# WHAT YOU WILL DO
Return every record exactly as written.

# START OF DATA PROVIDED

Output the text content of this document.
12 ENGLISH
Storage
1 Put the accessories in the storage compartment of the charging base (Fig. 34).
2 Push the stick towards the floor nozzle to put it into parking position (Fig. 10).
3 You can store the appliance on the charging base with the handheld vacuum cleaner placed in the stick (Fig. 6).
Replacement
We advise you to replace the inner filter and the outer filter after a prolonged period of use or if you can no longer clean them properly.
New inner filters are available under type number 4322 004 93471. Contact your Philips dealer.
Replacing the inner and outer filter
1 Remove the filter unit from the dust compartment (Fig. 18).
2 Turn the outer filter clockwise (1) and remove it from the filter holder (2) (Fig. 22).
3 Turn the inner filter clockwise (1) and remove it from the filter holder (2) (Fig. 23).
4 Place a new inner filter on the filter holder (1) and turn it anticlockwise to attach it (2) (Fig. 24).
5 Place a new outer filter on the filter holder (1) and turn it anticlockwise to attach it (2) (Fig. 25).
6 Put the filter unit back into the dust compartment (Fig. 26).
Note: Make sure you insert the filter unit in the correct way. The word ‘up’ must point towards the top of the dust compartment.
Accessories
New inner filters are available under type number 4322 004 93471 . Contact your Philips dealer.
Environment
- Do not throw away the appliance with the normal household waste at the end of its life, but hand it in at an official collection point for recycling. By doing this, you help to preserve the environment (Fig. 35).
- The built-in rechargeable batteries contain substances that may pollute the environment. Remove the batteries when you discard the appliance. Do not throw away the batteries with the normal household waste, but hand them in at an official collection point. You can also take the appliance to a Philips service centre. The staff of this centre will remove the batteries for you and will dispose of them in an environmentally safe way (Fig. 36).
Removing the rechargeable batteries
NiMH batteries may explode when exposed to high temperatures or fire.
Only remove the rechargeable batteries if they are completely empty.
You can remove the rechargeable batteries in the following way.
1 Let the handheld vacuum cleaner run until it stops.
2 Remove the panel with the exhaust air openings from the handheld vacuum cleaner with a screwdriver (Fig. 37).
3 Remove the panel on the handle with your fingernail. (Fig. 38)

# END OF DATA PROVIDED

# SOLUTION FOR THIS EXERCISE
Output the text content of this document.
12 ENGLISH
Storage
1 Put the accessories in the storage compartment of the charging base (Fig. 34).
2 Push the stick towards the floor nozzle to put it into parking position (Fig. 10).
3 You can store the appliance on the charging base with the handheld vacuum cleaner placed in the stick (Fig. 6).
Replacement
We advise you to replace the inner filter and the outer filter after a prolonged period of use or if you can no longer clean them properly.
New inner filters are available under type number 4322 004 93471. Contact your Philips dealer.
Replacing the inner and outer filter
1 Remove the filter unit from the dust compartment (Fig. 18).
2 Turn the outer filter clockwise (1) and remove it from the filter holder (2) (Fig. 22).
3 Turn the inner filter clockwise (1) and remove it from the filter holder (2) (Fig. 23).
4 Place a new inner filter on the filter holder (1) and turn it anticlockwise to attach it (2) (Fig. 24).
5 Place a new outer filter on the filter holder (1) and turn it anticlockwise to attach it (2) (Fig. 25).
6 Put the filter unit back into the dust compartment (Fig. 26).
Note: Make sure you insert the filter unit in the correct way. The word ‘up’ must point towards the top of the dust compartment.
Accessories
New inner filters are available under type number 4322 004 93471 . Contact your Philips dealer.
Environment
- Do not throw away the appliance with the normal household waste at the end of its life, but hand it in at an official collection point for recycling. By doing this, you help to preserve the environment (Fig. 35).
- The built-in rechargeable batteries contain substances that may pollute the environment. Remove the batteries when you discard the appliance. Do not throw away the batteries with the normal household waste, but hand them in at an official collection point. You can also take the appliance to a Philips service centre. The staff of this centre will remove the batteries for you and will dispose of them in an environmentally safe way (Fig. 36).
Removing the rechargeable batteries
NiMH batteries may explode when exposed to high temperatures or fire.
Only remove the rechargeable batteries if they are completely empty.
You can remove the rechargeable batteries in the following way.
1 Let the handheld vacuum cleaner run until it stops.
2 Remove the panel with the exhaust air openings from the handheld vacuum cleaner with a screwdriver (Fig. 37).
3 Remove the panel on the handle with your fingernail. (Fig. 38)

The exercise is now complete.